## Entries excerpted from a collection:
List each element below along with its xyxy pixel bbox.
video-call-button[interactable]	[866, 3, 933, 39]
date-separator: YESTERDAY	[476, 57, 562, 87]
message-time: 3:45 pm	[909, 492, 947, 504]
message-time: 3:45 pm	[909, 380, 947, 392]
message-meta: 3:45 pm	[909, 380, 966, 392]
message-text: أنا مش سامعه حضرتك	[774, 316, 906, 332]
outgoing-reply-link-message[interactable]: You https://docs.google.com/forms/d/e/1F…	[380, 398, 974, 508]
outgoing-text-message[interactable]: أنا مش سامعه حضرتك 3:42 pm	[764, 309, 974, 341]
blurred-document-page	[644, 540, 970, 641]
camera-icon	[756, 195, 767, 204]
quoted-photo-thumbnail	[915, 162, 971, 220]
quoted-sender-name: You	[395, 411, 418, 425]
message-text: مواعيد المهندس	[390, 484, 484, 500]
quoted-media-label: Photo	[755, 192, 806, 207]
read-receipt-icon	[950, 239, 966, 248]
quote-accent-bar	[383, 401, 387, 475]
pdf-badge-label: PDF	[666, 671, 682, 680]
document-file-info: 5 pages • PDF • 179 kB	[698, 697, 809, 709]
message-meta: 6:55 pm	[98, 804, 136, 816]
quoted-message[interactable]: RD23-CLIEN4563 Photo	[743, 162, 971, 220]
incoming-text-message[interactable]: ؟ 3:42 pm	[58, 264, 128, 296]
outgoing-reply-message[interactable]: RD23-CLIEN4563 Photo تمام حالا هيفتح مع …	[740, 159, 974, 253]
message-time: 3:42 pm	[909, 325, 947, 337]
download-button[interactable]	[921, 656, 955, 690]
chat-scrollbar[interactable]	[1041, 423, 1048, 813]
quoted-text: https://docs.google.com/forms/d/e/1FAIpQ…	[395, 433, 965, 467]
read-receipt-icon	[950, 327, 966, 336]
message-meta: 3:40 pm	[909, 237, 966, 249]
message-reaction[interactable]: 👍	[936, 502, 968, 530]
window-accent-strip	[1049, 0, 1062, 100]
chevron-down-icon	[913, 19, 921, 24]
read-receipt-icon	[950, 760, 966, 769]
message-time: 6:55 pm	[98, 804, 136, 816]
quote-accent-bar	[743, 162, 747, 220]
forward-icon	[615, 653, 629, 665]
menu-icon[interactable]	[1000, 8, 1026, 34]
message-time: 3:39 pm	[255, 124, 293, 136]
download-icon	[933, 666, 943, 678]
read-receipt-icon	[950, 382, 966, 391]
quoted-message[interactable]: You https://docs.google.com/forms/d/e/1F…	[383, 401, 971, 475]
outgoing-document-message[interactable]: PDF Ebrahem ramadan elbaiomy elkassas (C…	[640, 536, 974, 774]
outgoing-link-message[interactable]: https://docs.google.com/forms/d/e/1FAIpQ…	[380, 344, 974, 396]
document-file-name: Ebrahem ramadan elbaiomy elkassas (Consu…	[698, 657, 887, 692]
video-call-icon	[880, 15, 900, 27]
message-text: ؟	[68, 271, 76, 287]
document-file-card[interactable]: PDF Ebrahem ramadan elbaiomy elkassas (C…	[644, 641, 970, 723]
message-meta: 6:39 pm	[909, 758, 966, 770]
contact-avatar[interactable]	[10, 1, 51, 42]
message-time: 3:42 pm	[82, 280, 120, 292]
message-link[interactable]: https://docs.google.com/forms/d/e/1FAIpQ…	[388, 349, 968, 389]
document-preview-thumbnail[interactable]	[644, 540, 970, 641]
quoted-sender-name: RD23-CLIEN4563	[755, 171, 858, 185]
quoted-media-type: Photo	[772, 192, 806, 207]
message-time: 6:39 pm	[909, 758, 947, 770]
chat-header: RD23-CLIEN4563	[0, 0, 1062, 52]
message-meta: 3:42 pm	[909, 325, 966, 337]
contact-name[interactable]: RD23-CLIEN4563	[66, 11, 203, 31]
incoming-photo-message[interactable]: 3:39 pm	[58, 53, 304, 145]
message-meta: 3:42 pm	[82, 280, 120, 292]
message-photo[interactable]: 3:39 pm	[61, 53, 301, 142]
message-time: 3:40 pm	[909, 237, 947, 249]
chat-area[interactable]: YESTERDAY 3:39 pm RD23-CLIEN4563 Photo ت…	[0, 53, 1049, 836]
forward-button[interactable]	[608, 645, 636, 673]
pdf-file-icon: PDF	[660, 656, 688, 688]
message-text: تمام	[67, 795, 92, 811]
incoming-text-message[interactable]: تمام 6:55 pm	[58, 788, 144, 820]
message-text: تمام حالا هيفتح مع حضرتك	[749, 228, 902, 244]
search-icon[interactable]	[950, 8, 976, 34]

## Problem details:
Could you copy out, word for word, the entries from the very first line through the line containing "19, 921, 24]", including both of those lines?

## Exercise result:
List each element below along with its xyxy pixel bbox.
video-call-button[interactable]	[866, 3, 933, 39]
date-separator: YESTERDAY	[476, 57, 562, 87]
message-time: 3:45 pm	[909, 492, 947, 504]
message-time: 3:45 pm	[909, 380, 947, 392]
message-meta: 3:45 pm	[909, 380, 966, 392]
message-text: أنا مش سامعه حضرتك	[774, 316, 906, 332]
outgoing-reply-link-message[interactable]: You https://docs.google.com/forms/d/e/1F…	[380, 398, 974, 508]
outgoing-text-message[interactable]: أنا مش سامعه حضرتك 3:42 pm	[764, 309, 974, 341]
blurred-document-page	[644, 540, 970, 641]
camera-icon	[756, 195, 767, 204]
quoted-photo-thumbnail	[915, 162, 971, 220]
quoted-sender-name: You	[395, 411, 418, 425]
message-text: مواعيد المهندس	[390, 484, 484, 500]
quoted-media-label: Photo	[755, 192, 806, 207]
read-receipt-icon	[950, 239, 966, 248]
quote-accent-bar	[383, 401, 387, 475]
pdf-badge-label: PDF	[666, 671, 682, 680]
document-file-info: 5 pages • PDF • 179 kB	[698, 697, 809, 709]
message-meta: 6:55 pm	[98, 804, 136, 816]
quoted-message[interactable]: RD23-CLIEN4563 Photo	[743, 162, 971, 220]
incoming-text-message[interactable]: ؟ 3:42 pm	[58, 264, 128, 296]
outgoing-reply-message[interactable]: RD23-CLIEN4563 Photo تمام حالا هيفتح مع …	[740, 159, 974, 253]
message-time: 3:42 pm	[909, 325, 947, 337]
download-button[interactable]	[921, 656, 955, 690]
chat-scrollbar[interactable]	[1041, 423, 1048, 813]
quoted-text: https://docs.google.com/forms/d/e/1FAIpQ…	[395, 433, 965, 467]
read-receipt-icon	[950, 327, 966, 336]
message-meta: 3:40 pm	[909, 237, 966, 249]
message-reaction[interactable]: 👍	[936, 502, 968, 530]
window-accent-strip	[1049, 0, 1062, 100]
chevron-down-icon	[913, 19, 921, 24]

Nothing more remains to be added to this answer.